◆ What is required ◆
Copy out each line containing "Värnpliktiga" from the entries below.

--- START ---

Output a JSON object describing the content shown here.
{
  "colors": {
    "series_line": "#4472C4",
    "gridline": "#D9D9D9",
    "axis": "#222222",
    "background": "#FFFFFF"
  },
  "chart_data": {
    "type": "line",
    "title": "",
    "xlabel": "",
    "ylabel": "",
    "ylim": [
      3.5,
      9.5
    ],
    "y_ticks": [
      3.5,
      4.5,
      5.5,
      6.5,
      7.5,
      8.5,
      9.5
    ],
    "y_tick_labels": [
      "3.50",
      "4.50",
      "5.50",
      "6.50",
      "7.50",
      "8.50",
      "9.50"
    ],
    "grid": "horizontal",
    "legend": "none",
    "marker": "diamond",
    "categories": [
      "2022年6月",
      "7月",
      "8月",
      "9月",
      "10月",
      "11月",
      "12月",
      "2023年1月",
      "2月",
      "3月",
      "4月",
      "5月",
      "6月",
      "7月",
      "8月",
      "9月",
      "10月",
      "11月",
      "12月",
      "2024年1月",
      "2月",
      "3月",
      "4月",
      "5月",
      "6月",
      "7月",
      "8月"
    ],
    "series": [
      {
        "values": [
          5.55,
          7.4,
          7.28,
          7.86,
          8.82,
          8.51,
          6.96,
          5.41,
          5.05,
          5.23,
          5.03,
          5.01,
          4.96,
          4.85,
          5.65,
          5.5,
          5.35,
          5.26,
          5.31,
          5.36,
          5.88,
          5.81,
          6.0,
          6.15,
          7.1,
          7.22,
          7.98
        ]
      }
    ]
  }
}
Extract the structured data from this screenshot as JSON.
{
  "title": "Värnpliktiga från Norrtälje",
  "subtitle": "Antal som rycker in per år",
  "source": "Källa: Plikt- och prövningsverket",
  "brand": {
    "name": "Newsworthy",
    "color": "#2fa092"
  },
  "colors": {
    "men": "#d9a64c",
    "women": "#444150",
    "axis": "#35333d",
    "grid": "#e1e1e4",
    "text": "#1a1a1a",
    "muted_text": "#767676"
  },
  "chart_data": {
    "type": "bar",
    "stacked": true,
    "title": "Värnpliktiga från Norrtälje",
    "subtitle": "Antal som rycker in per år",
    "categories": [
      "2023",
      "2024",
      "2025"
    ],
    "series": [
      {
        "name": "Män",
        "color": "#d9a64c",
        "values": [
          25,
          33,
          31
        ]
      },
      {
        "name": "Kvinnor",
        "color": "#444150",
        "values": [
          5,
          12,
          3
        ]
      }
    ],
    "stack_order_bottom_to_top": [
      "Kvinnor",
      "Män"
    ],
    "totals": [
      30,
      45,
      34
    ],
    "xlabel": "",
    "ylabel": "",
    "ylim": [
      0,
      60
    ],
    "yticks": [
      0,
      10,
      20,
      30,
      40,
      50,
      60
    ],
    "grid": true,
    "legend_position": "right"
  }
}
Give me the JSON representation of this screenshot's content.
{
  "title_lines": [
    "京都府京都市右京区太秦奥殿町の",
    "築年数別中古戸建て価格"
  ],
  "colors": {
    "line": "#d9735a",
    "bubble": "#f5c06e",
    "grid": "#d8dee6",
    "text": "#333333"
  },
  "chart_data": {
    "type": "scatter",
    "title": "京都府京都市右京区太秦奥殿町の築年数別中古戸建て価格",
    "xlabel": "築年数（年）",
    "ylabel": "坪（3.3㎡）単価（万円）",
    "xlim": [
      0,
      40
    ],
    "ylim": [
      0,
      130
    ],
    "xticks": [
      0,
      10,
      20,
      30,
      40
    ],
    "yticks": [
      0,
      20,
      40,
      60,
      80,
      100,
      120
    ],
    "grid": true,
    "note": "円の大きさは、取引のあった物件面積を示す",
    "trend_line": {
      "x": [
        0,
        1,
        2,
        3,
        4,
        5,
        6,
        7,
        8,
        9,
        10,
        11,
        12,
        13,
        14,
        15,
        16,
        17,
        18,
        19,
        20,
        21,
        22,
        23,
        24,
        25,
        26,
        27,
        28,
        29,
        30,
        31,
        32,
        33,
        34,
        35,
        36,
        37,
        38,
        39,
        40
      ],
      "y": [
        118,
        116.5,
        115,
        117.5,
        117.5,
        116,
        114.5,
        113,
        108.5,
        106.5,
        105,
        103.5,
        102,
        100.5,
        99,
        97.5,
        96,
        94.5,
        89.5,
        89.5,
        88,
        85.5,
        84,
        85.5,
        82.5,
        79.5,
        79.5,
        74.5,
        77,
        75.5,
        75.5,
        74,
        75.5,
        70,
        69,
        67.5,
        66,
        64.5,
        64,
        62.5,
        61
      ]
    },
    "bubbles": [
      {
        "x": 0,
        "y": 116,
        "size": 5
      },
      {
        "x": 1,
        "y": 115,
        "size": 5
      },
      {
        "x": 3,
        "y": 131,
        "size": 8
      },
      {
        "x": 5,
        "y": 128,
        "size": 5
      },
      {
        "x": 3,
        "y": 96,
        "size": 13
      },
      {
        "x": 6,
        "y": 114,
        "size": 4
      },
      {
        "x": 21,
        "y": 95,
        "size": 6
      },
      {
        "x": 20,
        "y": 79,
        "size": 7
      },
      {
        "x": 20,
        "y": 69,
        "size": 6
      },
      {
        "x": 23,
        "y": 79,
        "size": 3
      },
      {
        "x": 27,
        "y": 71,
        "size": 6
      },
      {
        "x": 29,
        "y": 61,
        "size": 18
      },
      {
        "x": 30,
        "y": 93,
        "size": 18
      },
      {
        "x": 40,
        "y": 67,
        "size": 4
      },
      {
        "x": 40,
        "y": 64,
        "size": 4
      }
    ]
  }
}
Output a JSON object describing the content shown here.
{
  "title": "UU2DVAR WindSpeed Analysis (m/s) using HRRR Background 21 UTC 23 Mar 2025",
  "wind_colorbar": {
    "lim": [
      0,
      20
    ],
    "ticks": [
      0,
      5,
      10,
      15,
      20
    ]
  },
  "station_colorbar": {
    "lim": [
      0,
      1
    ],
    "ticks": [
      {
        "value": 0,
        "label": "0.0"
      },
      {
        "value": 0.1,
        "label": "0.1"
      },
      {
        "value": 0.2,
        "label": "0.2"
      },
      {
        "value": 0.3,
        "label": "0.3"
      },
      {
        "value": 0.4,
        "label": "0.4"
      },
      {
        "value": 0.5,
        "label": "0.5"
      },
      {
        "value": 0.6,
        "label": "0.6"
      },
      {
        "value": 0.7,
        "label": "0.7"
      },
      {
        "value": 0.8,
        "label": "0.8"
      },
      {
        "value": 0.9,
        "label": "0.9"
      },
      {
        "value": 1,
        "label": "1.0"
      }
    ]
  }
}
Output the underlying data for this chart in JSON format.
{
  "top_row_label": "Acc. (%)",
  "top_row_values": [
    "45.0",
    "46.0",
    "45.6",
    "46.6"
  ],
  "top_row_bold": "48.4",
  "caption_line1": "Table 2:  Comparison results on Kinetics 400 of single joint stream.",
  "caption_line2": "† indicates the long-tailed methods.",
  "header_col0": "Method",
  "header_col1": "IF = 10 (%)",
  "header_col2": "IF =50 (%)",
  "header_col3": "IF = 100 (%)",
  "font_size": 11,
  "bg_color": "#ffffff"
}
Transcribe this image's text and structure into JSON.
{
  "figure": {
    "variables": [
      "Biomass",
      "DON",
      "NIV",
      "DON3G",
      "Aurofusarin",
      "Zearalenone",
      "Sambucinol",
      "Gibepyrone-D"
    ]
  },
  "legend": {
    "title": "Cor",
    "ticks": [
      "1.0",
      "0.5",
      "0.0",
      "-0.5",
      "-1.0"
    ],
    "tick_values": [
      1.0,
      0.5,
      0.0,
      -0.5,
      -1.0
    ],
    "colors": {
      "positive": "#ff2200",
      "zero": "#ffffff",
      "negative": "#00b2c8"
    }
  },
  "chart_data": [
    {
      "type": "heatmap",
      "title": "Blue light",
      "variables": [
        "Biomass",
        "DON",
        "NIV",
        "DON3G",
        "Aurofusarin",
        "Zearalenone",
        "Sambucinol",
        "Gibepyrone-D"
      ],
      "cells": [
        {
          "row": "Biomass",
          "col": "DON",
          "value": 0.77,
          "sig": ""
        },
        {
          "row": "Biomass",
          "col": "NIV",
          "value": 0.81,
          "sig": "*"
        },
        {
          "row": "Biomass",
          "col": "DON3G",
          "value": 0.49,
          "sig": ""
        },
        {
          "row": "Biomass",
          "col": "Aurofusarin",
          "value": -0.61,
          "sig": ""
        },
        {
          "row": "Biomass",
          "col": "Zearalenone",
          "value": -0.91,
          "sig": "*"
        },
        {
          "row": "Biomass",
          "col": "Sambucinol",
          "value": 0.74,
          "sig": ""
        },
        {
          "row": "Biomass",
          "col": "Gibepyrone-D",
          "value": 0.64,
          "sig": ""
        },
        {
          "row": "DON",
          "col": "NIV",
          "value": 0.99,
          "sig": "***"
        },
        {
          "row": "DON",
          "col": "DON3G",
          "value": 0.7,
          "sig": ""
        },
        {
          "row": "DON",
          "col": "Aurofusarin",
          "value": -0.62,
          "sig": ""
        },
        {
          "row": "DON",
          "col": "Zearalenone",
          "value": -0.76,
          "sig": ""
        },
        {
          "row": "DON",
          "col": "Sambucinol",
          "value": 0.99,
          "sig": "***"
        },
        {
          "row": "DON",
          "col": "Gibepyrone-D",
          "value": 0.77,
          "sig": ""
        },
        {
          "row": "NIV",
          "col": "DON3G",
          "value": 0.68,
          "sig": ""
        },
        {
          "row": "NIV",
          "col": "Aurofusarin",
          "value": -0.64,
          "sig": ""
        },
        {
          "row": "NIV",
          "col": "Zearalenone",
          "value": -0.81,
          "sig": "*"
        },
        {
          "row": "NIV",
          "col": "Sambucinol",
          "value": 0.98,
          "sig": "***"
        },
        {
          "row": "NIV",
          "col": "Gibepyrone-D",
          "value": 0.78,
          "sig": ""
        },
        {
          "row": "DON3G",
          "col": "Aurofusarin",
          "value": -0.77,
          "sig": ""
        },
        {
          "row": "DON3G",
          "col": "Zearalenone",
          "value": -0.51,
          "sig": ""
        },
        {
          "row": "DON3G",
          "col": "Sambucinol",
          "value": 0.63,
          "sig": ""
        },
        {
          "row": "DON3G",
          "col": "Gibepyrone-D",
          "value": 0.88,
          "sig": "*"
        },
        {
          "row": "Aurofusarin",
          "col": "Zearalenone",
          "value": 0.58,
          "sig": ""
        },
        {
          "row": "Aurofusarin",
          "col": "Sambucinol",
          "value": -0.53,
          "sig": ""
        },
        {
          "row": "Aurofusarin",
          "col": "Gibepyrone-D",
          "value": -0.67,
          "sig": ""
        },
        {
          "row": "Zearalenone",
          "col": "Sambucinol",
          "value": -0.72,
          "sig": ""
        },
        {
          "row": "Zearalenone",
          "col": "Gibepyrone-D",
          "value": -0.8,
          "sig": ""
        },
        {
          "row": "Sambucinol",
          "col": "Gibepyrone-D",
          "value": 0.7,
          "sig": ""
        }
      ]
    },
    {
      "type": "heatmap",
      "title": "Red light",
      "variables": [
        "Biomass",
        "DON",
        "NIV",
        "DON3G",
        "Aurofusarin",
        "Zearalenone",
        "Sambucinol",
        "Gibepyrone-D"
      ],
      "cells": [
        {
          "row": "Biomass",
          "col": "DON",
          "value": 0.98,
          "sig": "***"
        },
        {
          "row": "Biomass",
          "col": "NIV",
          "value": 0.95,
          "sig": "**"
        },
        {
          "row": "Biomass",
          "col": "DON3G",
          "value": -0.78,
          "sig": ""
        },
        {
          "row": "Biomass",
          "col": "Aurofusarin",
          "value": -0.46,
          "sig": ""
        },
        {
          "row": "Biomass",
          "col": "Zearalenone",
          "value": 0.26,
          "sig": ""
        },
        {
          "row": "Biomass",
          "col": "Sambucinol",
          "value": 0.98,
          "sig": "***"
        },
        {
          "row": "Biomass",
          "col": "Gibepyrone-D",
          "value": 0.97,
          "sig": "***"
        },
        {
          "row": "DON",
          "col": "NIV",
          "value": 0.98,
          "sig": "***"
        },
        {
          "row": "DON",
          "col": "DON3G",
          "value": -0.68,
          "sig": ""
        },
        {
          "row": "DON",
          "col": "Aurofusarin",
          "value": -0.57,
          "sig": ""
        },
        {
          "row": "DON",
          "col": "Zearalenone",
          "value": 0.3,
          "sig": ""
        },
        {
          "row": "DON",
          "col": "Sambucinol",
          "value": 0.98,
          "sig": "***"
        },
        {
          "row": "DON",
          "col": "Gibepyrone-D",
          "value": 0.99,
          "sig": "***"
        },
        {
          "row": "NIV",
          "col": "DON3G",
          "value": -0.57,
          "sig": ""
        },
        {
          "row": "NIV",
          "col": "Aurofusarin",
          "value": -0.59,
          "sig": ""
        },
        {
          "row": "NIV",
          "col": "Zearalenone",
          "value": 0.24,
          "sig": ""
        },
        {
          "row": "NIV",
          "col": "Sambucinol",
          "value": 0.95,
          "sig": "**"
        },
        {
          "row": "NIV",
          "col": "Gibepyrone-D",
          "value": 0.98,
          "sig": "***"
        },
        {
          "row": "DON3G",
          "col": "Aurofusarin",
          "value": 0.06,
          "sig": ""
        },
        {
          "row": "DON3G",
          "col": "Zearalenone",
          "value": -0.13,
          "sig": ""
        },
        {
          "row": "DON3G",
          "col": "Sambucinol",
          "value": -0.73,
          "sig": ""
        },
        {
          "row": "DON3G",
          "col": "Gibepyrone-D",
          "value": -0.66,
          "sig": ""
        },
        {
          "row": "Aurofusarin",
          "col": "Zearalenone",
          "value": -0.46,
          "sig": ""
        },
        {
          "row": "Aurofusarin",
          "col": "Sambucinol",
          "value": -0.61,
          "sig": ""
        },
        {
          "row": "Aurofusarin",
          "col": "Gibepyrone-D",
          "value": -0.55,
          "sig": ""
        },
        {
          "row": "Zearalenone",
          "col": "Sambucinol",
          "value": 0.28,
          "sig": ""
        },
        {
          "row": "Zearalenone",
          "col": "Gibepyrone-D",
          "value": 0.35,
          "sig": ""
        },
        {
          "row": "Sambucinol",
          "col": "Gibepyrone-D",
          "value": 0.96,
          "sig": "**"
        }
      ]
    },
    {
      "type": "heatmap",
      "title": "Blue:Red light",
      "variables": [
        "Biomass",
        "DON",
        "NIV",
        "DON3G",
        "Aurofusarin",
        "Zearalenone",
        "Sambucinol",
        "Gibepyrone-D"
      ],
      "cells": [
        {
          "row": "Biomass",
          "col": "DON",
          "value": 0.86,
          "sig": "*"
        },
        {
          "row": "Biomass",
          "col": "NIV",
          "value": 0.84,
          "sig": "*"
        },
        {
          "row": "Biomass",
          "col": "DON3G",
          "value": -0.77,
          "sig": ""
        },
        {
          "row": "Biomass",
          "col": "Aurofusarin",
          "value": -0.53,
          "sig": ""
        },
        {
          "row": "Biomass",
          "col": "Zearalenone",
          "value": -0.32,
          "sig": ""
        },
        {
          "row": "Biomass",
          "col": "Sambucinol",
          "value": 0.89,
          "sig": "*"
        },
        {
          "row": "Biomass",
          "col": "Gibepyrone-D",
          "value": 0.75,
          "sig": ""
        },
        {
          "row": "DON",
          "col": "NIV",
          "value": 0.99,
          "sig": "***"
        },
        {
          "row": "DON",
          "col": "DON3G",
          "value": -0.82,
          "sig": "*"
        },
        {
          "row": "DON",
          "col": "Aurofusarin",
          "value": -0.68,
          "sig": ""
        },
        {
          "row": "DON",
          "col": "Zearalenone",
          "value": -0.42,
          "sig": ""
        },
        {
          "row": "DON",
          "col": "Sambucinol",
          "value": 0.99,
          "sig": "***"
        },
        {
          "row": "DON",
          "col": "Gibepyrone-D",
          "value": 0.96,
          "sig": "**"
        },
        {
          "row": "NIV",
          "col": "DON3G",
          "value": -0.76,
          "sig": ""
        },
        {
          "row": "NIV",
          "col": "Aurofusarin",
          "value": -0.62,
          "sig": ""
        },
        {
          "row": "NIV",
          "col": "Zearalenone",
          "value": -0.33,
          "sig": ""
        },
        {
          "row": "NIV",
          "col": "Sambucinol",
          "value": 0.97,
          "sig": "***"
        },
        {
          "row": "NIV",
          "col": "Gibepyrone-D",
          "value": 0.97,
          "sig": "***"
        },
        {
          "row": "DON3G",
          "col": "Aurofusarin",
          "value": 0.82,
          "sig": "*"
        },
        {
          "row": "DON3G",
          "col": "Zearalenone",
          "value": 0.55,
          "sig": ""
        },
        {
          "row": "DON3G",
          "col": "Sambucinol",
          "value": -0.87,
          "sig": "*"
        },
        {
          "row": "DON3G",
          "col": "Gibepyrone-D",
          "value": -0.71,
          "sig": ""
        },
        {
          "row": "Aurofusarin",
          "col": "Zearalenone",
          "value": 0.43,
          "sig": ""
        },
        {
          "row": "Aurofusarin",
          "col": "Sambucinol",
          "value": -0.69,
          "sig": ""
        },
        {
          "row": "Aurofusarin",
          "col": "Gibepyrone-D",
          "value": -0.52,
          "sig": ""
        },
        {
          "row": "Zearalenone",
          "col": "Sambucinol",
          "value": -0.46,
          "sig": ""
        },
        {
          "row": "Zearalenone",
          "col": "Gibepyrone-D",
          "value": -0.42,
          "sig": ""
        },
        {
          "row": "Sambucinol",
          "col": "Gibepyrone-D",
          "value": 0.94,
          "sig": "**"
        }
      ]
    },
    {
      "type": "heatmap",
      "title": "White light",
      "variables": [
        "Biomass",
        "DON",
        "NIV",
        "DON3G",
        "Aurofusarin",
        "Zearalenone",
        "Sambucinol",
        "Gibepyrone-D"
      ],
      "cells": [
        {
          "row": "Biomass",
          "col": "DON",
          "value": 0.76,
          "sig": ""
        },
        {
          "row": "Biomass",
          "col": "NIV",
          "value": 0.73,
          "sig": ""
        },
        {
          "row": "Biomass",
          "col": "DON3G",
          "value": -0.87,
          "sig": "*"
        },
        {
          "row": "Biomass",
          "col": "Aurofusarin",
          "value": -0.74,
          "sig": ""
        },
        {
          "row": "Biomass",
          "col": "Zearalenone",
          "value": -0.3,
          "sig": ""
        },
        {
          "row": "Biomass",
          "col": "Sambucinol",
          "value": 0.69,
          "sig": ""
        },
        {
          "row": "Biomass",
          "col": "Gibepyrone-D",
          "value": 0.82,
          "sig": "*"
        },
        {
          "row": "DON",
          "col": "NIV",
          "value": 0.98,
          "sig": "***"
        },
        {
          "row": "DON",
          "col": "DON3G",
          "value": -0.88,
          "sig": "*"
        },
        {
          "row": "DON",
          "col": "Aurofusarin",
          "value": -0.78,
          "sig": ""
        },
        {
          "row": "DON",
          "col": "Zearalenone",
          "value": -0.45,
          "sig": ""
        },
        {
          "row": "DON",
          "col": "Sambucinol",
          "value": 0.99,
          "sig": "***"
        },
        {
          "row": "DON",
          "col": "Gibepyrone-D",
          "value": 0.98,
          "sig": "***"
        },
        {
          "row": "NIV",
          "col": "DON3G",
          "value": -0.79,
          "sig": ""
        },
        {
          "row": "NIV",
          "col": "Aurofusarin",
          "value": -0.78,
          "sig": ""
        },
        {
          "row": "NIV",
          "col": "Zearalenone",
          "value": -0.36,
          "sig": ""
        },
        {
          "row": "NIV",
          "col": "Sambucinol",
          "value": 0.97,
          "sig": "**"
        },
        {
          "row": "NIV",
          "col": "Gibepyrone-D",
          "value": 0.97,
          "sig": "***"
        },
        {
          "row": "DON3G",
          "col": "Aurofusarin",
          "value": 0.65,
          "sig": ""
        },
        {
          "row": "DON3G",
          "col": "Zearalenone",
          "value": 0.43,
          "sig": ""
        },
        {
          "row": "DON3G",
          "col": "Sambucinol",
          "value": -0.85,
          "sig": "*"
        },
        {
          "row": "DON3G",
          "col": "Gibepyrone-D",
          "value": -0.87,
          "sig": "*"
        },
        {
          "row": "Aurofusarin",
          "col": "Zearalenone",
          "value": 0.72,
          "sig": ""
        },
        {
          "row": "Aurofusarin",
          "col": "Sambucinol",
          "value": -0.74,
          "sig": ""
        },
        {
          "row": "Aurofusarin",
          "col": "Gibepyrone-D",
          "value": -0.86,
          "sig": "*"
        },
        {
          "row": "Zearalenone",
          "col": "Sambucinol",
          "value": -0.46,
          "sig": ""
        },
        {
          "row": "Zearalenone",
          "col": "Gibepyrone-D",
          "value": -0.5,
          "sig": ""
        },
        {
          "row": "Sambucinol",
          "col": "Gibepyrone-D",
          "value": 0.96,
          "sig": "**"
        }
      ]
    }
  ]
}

--- END ---

◆ Finished exercise ◆
  "title": "Värnpliktiga från Norrtälje",
    "title": "Värnpliktiga från Norrtälje",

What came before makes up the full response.